**Objective**
Begin with the line containing "Parse this screenshot: output" and end with the line containing "Enumerate this screenshot's". Give those lines again exactly, leaving out the images.

**Records supplied**
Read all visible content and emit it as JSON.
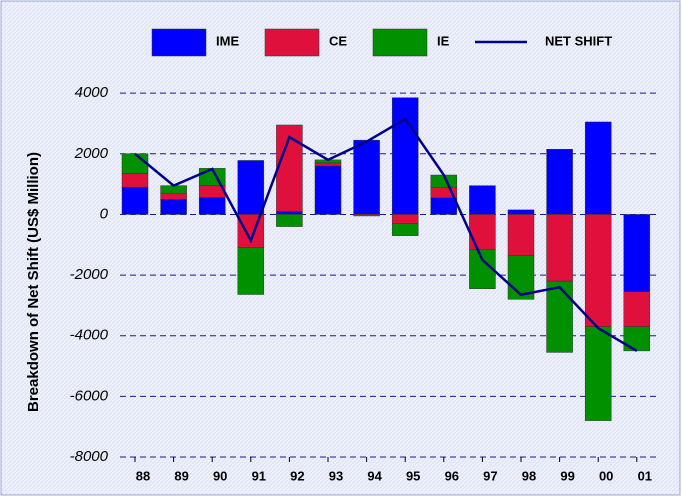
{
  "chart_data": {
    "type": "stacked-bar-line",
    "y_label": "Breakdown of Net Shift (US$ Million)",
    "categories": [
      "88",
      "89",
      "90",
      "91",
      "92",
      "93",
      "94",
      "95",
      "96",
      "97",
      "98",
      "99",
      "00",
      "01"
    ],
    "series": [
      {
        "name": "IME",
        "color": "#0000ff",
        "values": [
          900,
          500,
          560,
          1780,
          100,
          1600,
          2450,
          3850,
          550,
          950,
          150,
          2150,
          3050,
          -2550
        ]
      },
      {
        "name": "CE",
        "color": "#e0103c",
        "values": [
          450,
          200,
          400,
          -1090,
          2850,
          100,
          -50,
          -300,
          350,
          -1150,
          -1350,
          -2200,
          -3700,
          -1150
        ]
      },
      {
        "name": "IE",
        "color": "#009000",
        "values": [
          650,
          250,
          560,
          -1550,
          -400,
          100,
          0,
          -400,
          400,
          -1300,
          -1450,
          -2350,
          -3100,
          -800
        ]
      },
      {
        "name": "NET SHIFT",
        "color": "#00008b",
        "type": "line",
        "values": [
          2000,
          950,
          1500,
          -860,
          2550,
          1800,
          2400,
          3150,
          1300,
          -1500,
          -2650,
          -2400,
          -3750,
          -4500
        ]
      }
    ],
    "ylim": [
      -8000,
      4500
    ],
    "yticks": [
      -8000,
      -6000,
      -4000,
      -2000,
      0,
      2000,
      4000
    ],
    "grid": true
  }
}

==

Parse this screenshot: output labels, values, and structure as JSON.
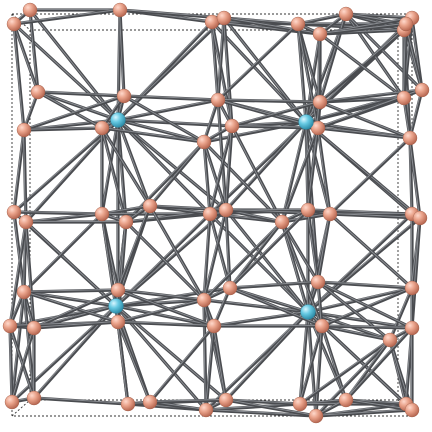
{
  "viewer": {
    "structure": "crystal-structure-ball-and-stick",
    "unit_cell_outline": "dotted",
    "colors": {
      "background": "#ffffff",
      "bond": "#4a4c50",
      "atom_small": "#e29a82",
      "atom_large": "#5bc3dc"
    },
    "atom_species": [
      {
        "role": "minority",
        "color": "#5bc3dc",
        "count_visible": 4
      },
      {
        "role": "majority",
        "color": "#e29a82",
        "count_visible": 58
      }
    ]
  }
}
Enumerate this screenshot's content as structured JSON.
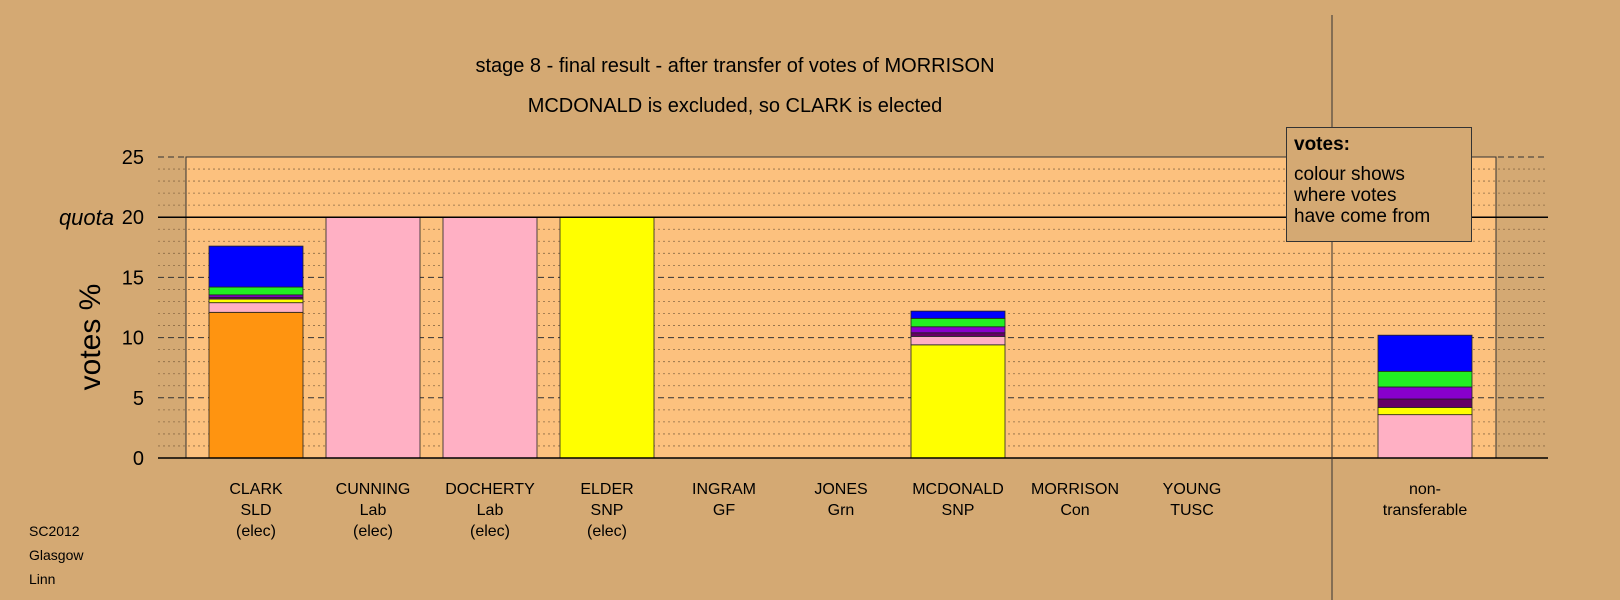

==

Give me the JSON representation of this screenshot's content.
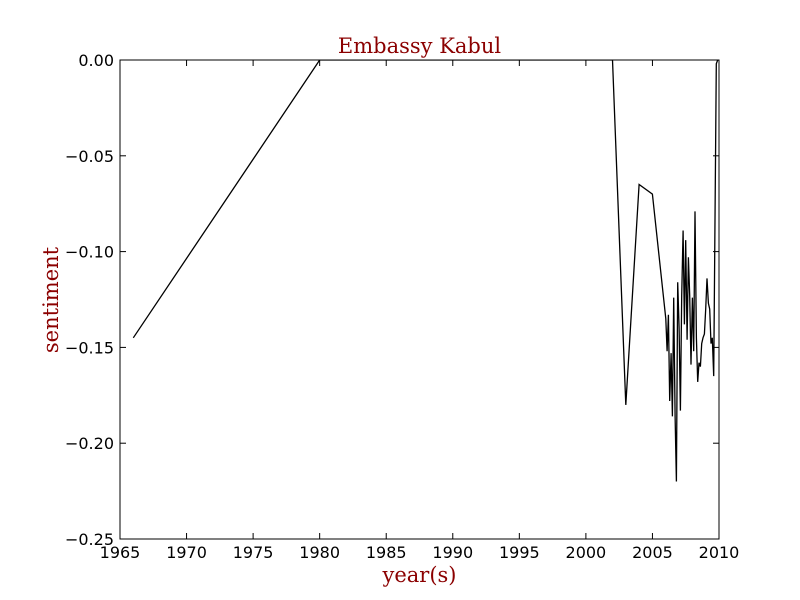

**Complete response**
Parse this screenshot: output labels, values, and structure as JSON.
{
  "viewer": {
    "structure": "crystal-structure-ball-and-stick",
    "unit_cell_outline": "dotted",
    "colors": {
      "background": "#ffffff",
      "bond": "#4a4c50",
      "atom_small": "#e29a82",
      "atom_large": "#5bc3dc"
    },
    "atom_species": [
      {
        "role": "minority",
        "color": "#5bc3dc",
        "count_visible": 4
      },
      {
        "role": "majority",
        "color": "#e29a82",
        "count_visible": 58
      }
    ]
  }
}
Enumerate this screenshot's content as structured JSON.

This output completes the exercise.